Reproduce the records below in their entirety, character for character.
--- START OF Data provided ---
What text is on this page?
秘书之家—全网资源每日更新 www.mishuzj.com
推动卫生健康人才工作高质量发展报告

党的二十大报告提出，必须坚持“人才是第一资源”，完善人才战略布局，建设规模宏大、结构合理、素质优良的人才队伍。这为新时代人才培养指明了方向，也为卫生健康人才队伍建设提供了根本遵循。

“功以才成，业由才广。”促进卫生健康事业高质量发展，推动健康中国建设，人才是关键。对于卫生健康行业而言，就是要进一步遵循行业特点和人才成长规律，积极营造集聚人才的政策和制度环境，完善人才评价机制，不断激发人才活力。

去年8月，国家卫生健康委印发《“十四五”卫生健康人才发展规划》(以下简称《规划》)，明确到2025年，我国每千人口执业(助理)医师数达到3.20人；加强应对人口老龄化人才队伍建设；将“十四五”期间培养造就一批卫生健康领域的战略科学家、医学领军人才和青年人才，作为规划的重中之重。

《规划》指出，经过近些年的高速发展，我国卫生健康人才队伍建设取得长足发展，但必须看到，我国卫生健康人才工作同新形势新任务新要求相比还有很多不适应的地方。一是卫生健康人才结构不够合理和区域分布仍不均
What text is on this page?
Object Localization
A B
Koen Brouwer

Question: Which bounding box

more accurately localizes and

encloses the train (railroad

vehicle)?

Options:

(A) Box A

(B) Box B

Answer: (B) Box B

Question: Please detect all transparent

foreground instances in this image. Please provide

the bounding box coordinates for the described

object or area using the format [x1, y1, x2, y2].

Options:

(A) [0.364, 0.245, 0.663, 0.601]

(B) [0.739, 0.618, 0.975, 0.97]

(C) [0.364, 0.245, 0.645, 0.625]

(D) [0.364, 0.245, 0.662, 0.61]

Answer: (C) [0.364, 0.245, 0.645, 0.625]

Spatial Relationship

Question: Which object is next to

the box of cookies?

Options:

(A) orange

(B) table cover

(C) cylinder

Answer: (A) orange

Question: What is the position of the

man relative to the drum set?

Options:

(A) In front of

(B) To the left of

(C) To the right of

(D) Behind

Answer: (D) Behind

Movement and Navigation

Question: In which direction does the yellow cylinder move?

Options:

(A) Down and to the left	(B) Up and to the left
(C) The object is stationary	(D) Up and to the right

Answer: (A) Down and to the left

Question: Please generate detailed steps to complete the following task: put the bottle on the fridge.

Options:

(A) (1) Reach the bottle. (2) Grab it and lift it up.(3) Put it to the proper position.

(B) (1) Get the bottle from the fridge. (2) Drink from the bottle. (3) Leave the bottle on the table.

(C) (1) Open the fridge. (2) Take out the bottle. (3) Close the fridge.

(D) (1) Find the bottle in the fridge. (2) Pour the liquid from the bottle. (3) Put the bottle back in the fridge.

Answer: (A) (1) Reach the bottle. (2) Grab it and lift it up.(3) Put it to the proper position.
--- END OF Data provided ---
- _Finished exercise_
What text is on this page?
秘书之家—全网资源每日更新 www.mishuzj.com
推动卫生健康人才工作高质量发展报告

党的二十大报告提出，必须坚持“人才是第一资源”，完善人才战略布局，建设规模宏大、结构合理、素质优良的人才队伍。这为新时代人才培养指明了方向，也为卫生健康人才队伍建设提供了根本遵循。

“功以才成，业由才广。”促进卫生健康事业高质量发展，推动健康中国建设，人才是关键。对于卫生健康行业而言，就是要进一步遵循行业特点和人才成长规律，积极营造集聚人才的政策和制度环境，完善人才评价机制，不断激发人才活力。

去年8月，国家卫生健康委印发《“十四五”卫生健康人才发展规划》(以下简称《规划》)，明确到2025年，我国每千人口执业(助理)医师数达到3.20人；加强应对人口老龄化人才队伍建设；将“十四五”期间培养造就一批卫生健康领域的战略科学家、医学领军人才和青年人才，作为规划的重中之重。

《规划》指出，经过近些年的高速发展，我国卫生健康人才队伍建设取得长足发展，但必须看到，我国卫生健康人才工作同新形势新任务新要求相比还有很多不适应的地方。一是卫生健康人才结构不够合理和区域分布仍不均
What text is on this page?
Object Localization
A B
Koen Brouwer

Question: Which bounding box

more accurately localizes and

encloses the train (railroad

vehicle)?

Options:

(A) Box A

(B) Box B

Answer: (B) Box B

Question: Please detect all transparent

foreground instances in this image. Please provide

the bounding box coordinates for the described

object or area using the format [x1, y1, x2, y2].

Options:

(A) [0.364, 0.245, 0.663, 0.601]

(B) [0.739, 0.618, 0.975, 0.97]

(C) [0.364, 0.245, 0.645, 0.625]

(D) [0.364, 0.245, 0.662, 0.61]

Answer: (C) [0.364, 0.245, 0.645, 0.625]

Spatial Relationship

Question: Which object is next to

the box of cookies?

Options:

(A) orange

(B) table cover

(C) cylinder

Answer: (A) orange

Question: What is the position of the

man relative to the drum set?

Options:

(A) In front of

(B) To the left of

(C) To the right of

(D) Behind

Answer: (D) Behind

Movement and Navigation

Question: In which direction does the yellow cylinder move?

Options:

(A) Down and to the left	(B) Up and to the left
(C) The object is stationary	(D) Up and to the right

Answer: (A) Down and to the left

Question: Please generate detailed steps to complete the following task: put the bottle on the fridge.

Options:

(A) (1) Reach the bottle. (2) Grab it and lift it up.(3) Put it to the proper position.

(B) (1) Get the bottle from the fridge. (2) Drink from the bottle. (3) Leave the bottle on the table.

(C) (1) Open the fridge. (2) Take out the bottle. (3) Close the fridge.

(D) (1) Find the bottle in the fridge. (2) Pour the liquid from the bottle. (3) Put the bottle back in the fridge.

Answer: (A) (1) Reach the bottle. (2) Grab it and lift it up.(3) Put it to the proper position.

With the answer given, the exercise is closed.